**Instruction**
Report each line of the data that has "title" somewhere in it.

**Data rows**
# # # #

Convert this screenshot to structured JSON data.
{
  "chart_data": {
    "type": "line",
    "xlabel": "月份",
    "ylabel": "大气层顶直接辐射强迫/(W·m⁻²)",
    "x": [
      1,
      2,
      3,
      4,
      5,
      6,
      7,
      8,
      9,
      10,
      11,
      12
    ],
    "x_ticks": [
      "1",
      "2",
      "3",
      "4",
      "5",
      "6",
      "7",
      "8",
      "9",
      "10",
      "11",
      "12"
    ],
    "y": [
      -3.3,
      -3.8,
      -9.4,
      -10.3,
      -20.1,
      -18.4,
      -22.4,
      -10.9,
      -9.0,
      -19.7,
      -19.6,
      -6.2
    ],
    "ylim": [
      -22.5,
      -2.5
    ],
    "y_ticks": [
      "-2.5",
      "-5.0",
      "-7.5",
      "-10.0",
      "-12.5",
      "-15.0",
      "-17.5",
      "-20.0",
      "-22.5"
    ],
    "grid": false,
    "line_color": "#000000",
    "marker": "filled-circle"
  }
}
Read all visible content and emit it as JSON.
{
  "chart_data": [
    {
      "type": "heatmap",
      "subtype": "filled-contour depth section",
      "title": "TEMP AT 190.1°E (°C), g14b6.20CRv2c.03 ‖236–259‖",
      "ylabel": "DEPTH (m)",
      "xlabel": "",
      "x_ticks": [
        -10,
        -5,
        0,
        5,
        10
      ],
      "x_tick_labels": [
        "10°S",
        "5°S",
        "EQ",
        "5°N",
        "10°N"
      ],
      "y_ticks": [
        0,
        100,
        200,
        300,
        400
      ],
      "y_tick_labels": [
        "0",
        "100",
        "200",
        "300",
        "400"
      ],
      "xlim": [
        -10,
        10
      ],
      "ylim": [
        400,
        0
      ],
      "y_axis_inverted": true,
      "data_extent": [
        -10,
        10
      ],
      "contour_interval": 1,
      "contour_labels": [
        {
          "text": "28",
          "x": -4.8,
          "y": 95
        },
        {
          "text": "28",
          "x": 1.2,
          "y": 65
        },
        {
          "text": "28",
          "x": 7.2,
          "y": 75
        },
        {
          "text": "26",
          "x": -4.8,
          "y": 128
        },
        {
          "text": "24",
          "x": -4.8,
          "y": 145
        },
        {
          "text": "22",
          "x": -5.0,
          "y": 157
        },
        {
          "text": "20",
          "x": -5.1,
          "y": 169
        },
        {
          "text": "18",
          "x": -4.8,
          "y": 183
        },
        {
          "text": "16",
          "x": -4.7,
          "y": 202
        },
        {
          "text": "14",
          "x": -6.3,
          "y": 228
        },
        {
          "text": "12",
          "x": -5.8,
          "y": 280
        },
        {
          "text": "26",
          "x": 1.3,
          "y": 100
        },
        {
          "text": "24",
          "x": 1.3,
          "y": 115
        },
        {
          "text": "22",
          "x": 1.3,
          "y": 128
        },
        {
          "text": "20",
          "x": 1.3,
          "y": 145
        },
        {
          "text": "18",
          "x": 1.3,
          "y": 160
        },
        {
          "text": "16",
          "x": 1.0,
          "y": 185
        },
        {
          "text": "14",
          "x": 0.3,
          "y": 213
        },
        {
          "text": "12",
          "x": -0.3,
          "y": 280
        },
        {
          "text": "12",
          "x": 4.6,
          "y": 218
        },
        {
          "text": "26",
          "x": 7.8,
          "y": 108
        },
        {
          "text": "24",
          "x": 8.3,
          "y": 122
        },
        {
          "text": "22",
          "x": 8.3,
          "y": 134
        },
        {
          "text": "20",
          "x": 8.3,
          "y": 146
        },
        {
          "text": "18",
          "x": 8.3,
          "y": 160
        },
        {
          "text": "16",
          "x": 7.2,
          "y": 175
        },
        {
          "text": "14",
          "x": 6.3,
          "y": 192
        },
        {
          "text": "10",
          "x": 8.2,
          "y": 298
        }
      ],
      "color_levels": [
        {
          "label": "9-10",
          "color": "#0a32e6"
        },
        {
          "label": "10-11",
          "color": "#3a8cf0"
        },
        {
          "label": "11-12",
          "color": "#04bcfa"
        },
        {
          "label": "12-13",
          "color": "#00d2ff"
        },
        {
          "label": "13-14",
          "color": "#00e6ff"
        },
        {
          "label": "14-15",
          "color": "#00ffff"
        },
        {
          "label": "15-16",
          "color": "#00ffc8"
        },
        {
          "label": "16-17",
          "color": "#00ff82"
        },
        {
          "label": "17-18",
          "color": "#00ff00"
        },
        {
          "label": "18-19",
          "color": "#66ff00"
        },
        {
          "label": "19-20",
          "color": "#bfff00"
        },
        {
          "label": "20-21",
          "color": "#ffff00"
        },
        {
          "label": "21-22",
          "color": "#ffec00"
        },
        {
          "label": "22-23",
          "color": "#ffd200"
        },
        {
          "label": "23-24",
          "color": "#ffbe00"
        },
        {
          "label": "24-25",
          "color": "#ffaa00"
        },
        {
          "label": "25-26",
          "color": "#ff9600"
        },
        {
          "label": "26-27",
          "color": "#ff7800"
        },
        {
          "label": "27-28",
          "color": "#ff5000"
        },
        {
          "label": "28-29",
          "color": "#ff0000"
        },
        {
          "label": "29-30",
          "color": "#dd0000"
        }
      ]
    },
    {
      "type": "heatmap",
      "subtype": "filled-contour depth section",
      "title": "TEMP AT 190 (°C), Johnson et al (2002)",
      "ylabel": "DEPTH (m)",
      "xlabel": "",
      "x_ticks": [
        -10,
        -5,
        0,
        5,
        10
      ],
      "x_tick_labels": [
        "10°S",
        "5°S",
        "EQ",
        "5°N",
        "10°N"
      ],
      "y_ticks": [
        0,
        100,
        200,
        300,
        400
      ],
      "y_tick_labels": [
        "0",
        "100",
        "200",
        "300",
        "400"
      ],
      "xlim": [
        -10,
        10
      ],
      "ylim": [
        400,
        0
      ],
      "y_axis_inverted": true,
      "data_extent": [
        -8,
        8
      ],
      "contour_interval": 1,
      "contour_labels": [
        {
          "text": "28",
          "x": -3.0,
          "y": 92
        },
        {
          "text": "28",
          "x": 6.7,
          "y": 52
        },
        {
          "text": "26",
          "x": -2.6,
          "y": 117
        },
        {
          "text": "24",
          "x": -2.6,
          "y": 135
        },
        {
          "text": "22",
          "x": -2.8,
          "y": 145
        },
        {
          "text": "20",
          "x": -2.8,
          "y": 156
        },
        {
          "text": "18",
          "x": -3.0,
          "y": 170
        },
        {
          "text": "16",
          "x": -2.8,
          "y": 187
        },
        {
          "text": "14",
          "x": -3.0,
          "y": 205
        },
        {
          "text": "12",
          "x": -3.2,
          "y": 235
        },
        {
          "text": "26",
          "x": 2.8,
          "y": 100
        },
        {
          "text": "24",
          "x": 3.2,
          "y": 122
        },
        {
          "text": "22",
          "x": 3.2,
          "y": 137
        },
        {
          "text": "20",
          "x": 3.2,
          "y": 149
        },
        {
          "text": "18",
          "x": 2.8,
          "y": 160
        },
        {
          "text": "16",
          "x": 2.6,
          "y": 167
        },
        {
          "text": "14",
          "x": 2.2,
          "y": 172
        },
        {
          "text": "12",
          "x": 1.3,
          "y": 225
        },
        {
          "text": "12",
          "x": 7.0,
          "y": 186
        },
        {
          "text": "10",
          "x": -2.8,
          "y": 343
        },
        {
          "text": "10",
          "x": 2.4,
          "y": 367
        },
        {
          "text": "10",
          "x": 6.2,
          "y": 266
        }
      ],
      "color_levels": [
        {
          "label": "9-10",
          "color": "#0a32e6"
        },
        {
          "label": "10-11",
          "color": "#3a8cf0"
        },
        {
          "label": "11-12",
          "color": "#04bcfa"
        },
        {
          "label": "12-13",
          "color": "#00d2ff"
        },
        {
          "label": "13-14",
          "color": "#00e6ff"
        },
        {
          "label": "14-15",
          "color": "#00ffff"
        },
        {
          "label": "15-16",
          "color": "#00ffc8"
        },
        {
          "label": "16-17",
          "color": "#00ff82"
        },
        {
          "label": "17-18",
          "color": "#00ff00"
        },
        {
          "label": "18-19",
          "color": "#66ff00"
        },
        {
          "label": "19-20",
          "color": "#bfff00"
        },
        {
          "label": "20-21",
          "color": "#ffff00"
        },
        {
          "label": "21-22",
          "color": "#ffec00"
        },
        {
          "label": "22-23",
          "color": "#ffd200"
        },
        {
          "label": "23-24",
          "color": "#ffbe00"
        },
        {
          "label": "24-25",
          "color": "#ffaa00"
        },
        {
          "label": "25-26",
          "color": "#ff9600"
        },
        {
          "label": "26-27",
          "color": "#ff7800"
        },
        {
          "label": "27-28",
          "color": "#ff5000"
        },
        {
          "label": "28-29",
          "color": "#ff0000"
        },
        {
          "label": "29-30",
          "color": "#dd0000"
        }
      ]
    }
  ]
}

# # # #

**Reply**
      "title": "TEMP AT 190.1°E (°C), g14b6.20CRv2c.03 ‖236–259‖",
      "title": "TEMP AT 190 (°C), Johnson et al (2002)",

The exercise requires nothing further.